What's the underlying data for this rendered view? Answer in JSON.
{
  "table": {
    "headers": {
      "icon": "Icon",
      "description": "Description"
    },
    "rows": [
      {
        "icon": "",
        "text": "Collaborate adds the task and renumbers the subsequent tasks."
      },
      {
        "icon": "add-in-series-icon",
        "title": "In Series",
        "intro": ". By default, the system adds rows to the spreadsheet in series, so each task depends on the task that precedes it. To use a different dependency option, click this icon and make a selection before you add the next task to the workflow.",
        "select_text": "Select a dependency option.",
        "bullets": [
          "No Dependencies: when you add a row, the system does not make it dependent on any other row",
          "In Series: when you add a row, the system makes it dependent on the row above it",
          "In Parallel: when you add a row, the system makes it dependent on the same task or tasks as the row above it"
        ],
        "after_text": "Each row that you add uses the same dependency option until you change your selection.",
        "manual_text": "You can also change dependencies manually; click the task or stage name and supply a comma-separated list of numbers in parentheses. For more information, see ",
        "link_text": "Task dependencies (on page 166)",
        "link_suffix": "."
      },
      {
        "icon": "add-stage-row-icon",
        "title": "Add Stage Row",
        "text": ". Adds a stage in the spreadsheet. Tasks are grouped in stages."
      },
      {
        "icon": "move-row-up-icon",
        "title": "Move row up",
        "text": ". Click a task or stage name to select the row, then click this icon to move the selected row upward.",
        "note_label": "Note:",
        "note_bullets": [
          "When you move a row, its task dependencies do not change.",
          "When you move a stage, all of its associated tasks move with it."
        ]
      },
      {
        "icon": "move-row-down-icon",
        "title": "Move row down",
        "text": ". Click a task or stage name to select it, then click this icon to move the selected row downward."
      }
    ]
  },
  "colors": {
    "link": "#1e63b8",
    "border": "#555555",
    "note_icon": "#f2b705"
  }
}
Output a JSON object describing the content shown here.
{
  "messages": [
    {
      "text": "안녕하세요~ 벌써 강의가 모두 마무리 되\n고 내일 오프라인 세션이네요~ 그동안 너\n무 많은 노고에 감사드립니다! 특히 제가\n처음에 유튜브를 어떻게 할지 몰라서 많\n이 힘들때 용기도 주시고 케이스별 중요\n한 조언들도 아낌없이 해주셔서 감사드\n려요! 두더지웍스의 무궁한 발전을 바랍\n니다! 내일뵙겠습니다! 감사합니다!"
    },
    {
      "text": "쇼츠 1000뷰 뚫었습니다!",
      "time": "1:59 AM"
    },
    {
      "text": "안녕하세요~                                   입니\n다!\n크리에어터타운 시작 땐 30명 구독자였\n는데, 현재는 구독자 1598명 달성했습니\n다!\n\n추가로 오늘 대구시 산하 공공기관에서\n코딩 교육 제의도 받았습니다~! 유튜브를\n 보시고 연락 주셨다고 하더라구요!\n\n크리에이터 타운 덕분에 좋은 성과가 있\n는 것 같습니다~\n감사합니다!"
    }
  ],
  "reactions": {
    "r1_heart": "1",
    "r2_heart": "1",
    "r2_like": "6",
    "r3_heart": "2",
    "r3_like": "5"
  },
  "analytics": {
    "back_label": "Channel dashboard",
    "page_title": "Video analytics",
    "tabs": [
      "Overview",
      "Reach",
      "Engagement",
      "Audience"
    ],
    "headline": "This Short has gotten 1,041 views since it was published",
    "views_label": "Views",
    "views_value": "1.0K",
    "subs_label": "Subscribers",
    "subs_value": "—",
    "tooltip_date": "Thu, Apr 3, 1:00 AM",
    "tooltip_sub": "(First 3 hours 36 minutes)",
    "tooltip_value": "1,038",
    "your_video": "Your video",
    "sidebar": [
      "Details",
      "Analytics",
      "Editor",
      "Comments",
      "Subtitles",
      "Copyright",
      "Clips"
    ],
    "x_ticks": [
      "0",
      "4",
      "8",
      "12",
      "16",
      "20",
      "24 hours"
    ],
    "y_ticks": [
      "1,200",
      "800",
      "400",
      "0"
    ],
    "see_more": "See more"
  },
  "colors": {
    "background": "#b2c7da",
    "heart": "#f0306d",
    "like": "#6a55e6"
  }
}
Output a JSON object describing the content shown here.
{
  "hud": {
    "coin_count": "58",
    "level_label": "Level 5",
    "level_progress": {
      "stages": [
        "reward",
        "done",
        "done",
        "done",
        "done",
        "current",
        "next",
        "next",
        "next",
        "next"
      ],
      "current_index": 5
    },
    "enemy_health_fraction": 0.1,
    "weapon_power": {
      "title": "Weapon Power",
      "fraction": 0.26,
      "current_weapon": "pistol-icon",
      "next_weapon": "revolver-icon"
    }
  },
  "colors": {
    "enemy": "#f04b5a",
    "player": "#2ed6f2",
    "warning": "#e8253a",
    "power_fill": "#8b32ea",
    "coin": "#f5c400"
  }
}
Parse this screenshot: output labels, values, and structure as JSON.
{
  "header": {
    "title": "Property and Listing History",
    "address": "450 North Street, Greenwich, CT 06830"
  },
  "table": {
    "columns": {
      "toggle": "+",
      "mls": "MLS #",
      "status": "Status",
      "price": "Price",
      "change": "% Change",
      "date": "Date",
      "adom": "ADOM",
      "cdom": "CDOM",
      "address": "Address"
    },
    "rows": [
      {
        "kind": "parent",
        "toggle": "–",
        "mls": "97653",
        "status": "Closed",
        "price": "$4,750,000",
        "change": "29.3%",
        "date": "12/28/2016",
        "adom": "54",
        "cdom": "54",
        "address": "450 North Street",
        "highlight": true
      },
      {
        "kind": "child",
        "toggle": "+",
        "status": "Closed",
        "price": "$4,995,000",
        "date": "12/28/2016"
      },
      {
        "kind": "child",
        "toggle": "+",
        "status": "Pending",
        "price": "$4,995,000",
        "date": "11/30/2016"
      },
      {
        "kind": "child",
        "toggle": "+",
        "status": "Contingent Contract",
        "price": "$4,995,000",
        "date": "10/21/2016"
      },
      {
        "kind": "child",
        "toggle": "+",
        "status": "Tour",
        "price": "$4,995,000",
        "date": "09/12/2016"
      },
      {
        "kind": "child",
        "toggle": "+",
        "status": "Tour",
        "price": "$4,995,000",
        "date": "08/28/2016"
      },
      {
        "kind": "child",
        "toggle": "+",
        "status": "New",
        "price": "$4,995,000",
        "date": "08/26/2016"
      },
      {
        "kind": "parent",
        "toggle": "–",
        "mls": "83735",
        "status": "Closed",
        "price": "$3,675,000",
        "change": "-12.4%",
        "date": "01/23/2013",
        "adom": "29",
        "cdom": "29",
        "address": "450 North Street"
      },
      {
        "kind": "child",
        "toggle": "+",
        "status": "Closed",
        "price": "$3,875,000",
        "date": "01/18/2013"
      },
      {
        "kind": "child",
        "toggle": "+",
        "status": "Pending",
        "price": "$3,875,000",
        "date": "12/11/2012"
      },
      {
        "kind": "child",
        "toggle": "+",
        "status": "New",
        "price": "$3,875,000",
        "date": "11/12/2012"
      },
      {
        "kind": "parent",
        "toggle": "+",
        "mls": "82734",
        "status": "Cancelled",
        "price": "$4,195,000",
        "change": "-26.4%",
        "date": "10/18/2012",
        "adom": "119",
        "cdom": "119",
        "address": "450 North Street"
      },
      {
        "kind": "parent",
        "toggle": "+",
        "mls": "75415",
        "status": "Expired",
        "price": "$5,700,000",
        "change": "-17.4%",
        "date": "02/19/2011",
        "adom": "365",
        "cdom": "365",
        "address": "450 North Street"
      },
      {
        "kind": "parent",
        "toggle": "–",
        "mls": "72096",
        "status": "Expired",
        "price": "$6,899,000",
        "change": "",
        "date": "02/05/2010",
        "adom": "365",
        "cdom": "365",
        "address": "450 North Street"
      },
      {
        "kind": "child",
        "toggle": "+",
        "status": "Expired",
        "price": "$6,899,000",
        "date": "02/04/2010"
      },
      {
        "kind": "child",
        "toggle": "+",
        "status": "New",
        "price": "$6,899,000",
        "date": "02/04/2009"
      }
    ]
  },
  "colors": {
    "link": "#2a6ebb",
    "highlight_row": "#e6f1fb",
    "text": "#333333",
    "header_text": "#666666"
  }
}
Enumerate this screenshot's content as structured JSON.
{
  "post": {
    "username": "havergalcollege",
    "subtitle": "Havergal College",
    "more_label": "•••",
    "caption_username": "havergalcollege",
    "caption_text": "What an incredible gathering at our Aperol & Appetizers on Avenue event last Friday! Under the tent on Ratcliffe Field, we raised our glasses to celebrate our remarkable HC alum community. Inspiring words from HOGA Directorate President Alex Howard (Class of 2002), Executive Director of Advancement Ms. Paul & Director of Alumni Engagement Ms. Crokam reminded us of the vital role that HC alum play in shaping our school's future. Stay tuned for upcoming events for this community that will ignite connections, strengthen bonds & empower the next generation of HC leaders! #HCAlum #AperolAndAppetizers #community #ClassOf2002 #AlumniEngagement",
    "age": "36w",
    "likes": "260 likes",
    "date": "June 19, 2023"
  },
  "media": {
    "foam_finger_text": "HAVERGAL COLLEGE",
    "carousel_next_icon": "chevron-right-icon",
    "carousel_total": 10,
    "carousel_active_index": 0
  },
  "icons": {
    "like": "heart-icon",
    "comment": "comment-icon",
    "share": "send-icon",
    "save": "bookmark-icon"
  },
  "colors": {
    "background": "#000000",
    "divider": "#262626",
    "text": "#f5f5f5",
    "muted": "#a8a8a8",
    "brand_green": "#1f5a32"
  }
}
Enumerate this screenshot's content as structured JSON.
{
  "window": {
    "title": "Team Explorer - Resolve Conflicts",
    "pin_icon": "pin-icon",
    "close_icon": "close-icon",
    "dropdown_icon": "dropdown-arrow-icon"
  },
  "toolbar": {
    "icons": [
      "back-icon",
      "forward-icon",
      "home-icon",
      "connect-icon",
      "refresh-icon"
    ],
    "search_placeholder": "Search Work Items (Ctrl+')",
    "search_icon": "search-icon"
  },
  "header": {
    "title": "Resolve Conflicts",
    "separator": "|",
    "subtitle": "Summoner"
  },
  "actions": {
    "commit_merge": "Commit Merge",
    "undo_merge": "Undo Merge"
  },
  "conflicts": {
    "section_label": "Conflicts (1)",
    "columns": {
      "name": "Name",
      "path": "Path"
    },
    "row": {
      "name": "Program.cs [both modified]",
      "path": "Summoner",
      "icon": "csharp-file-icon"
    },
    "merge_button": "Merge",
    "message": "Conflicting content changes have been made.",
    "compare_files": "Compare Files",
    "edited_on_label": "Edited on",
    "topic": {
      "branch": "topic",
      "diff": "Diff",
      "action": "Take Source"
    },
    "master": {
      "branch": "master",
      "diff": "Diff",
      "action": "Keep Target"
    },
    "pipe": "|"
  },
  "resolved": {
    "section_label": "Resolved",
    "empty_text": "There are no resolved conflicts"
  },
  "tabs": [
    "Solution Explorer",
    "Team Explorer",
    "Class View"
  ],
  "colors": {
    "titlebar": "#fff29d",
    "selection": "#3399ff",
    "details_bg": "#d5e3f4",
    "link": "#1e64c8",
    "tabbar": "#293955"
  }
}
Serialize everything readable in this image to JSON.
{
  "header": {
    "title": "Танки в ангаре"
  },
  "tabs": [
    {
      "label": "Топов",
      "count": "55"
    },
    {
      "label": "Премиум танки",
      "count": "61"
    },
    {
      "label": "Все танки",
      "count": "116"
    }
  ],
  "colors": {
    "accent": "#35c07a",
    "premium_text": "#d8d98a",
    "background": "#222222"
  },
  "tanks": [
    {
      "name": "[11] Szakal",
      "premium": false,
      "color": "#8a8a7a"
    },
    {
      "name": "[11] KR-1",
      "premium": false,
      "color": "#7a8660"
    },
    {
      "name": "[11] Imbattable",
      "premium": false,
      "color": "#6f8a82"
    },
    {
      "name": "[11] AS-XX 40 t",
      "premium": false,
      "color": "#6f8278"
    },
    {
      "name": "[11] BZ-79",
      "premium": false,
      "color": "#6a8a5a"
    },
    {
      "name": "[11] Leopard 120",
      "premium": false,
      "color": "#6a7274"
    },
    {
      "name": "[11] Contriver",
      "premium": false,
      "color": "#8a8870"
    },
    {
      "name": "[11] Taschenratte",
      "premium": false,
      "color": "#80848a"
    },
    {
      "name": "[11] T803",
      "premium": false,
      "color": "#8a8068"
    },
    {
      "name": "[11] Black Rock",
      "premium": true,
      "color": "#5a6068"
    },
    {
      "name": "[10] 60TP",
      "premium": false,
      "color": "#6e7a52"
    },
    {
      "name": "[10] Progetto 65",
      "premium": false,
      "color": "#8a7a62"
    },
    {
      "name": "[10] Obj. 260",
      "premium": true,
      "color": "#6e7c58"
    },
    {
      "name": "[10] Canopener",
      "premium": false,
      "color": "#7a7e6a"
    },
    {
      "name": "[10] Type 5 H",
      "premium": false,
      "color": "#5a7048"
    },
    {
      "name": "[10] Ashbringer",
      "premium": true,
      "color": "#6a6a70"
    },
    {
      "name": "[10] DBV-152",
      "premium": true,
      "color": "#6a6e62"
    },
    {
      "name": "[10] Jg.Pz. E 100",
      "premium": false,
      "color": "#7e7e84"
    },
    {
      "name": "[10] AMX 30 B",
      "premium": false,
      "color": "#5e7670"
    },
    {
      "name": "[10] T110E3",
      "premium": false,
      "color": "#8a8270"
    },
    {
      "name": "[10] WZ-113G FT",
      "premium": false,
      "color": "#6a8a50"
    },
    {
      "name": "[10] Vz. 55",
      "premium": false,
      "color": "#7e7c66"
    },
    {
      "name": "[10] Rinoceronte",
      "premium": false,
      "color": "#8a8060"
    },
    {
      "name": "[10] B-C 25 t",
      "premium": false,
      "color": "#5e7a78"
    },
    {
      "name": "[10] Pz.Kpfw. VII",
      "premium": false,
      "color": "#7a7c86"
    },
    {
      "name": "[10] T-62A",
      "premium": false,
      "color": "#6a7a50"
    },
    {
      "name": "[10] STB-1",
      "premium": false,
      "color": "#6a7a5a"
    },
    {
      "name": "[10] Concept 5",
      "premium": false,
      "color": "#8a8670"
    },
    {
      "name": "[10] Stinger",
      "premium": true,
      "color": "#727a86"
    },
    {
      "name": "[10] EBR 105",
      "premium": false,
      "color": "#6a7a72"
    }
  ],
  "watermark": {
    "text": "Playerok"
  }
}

# [TASK STATEMENT]
The word "cdom" appears in how many lines of the records? Give the number only.

# [RESPONSE TO THE TASK]
6